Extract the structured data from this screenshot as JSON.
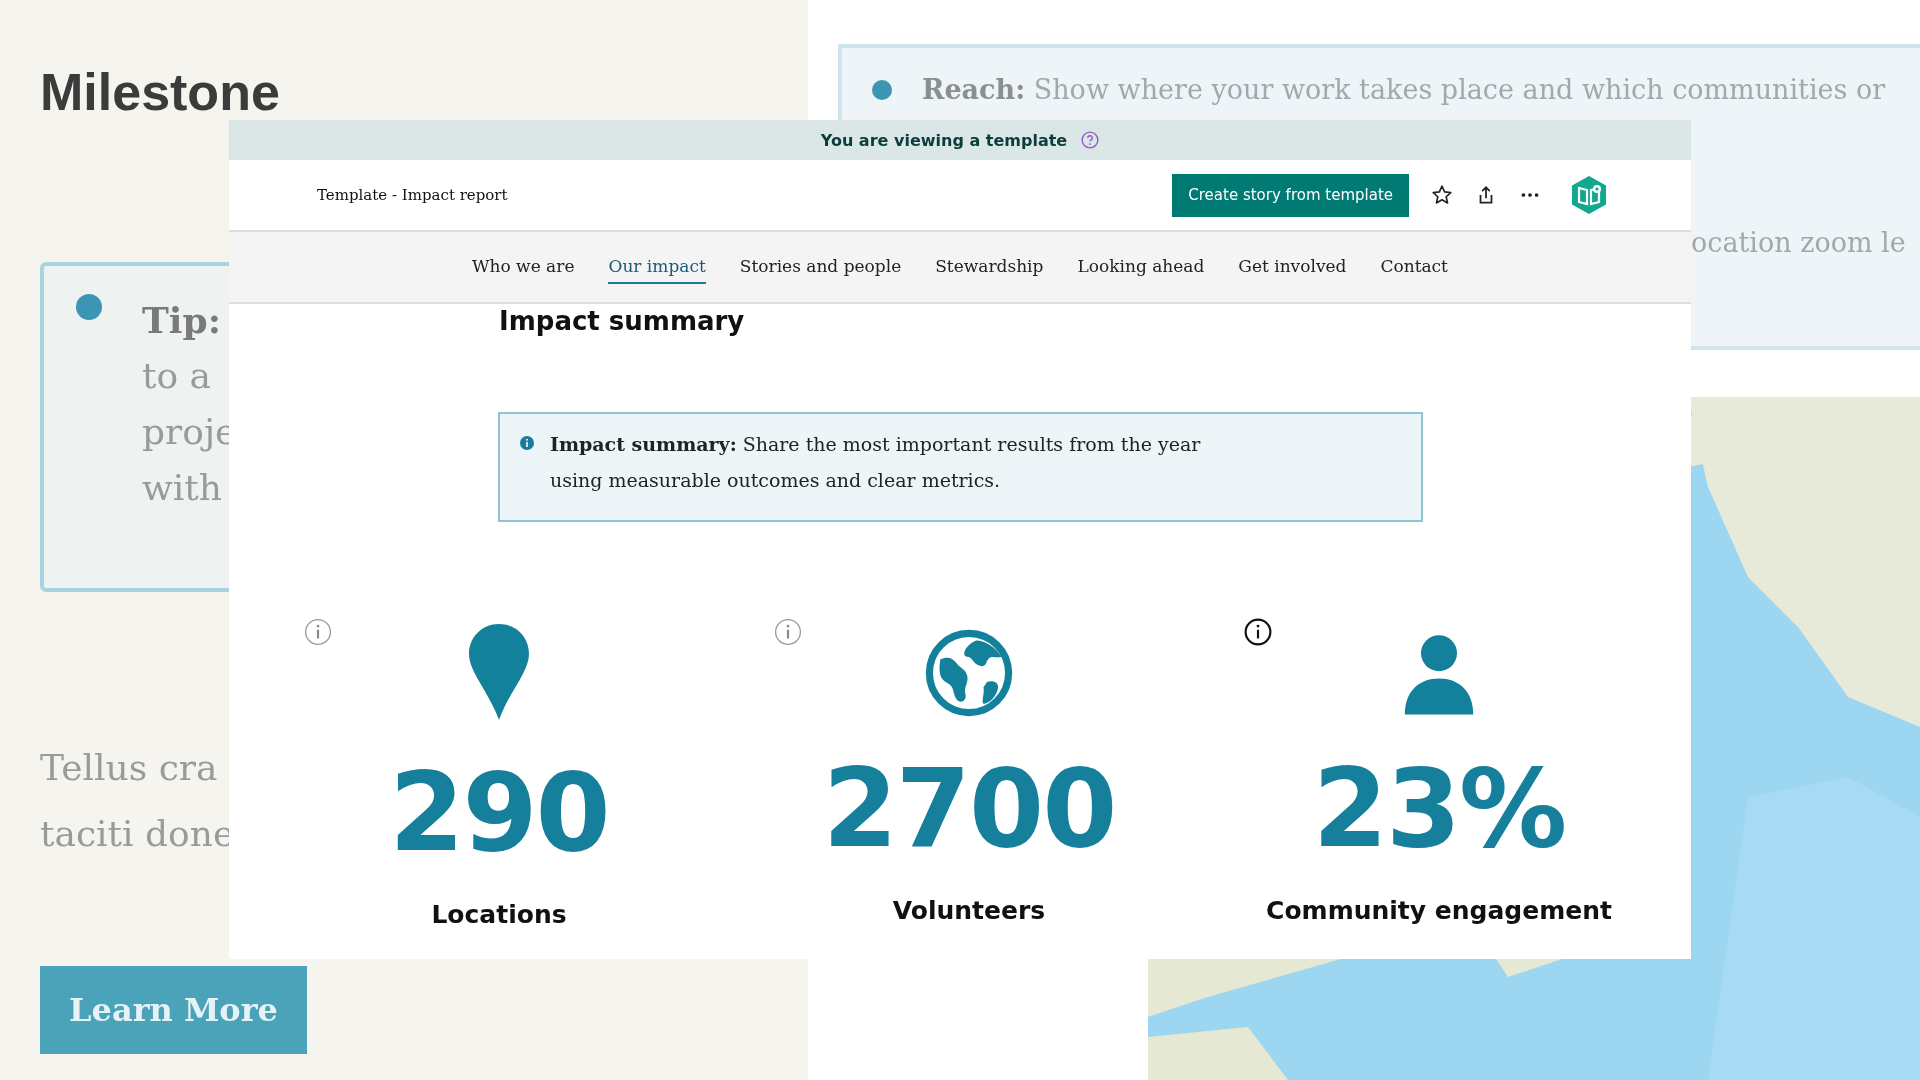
{
  "background": {
    "left_panel": {
      "heading": "Milestone",
      "tip": {
        "label": "Tip:",
        "lines": [
          "to a",
          "proje",
          "with"
        ]
      },
      "paragraph_lines": [
        "Tellus cra",
        "taciti done"
      ],
      "button": "Learn More"
    },
    "right_panel": {
      "callout": {
        "label": "Reach:",
        "text": "Show where your work takes place and which communities or",
        "line_2": "ocation zoom le"
      }
    }
  },
  "banner": {
    "text": "You are viewing a template"
  },
  "header": {
    "title": "Template - Impact report",
    "button": "Create story from template"
  },
  "nav": [
    {
      "label": "Who we are",
      "selected": false
    },
    {
      "label": "Our impact",
      "selected": true
    },
    {
      "label": "Stories and people",
      "selected": false
    },
    {
      "label": "Stewardship",
      "selected": false
    },
    {
      "label": "Looking ahead",
      "selected": false
    },
    {
      "label": "Get involved",
      "selected": false
    },
    {
      "label": "Contact",
      "selected": false
    }
  ],
  "section": {
    "heading": "Impact summary",
    "callout": "**Impact summary:** Share the most important results from the year using measurable outcomes and clear metrics."
  },
  "stats": [
    {
      "kind": "pin",
      "value": "290",
      "label": "Locations",
      "selected": false
    },
    {
      "kind": "globe",
      "value": "2700",
      "label": "Volunteers",
      "selected": false
    },
    {
      "kind": "person",
      "value": "23%",
      "label": "Community engagement",
      "selected": true
    }
  ]
}
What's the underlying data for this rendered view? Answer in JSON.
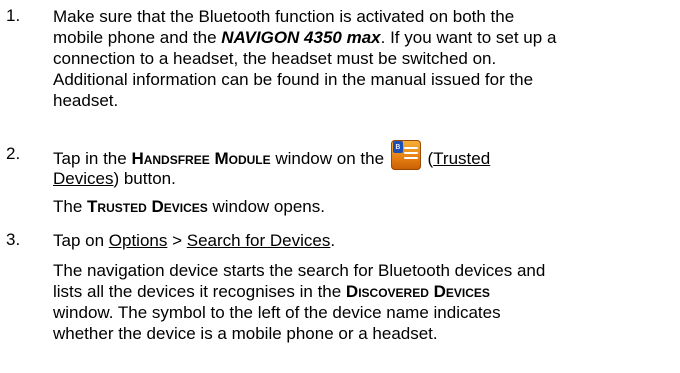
{
  "steps": [
    {
      "number": "1.",
      "lines": [
        [
          "Make sure that the Bluetooth function is activated on both the"
        ],
        [
          "mobile phone and the ",
          "NAVIGON 4350 max",
          ". If you want to set up a"
        ],
        [
          "connection to a headset, the headset must be switched on."
        ],
        [
          "Additional information can be found in the manual issued for the"
        ],
        [
          "headset."
        ]
      ]
    },
    {
      "number": "2.",
      "line1_pre": "Tap in the ",
      "line1_sc": "Handsfree Module",
      "line1_post": " window on the ",
      "line1_paren_open": "(",
      "line1_link": "Trusted",
      "line2_link": "Devices",
      "line2_post": ") button.",
      "icon": "trusted-devices-icon",
      "note_pre": "The ",
      "note_sc": "Trusted Devices",
      "note_post": " window opens."
    },
    {
      "number": "3.",
      "pre": "Tap on ",
      "link1": "Options",
      "sep": " > ",
      "link2": "Search for Devices",
      "end": ".",
      "desc1": "The navigation device starts the search for Bluetooth devices and",
      "desc2_pre": "lists all the devices it recognises in the ",
      "desc2_sc": "Discovered Devices",
      "desc3": "window. The symbol to the left of the device name indicates",
      "desc4": "whether the device is a mobile phone or a headset."
    }
  ]
}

──────────

[Work to complete] Show the lines of the material that contain the word "label".

[Exercise answer]
        "label": "Tip:",
        "label": "Reach:",
      "label": "Who we are",
      "label": "Our impact",
      "label": "Stories and people",
      "label": "Stewardship",
      "label": "Looking ahead",
      "label": "Get involved",
      "label": "Contact",
      "label": "Locations",
      "label": "Volunteers",
      "label": "Community engagement",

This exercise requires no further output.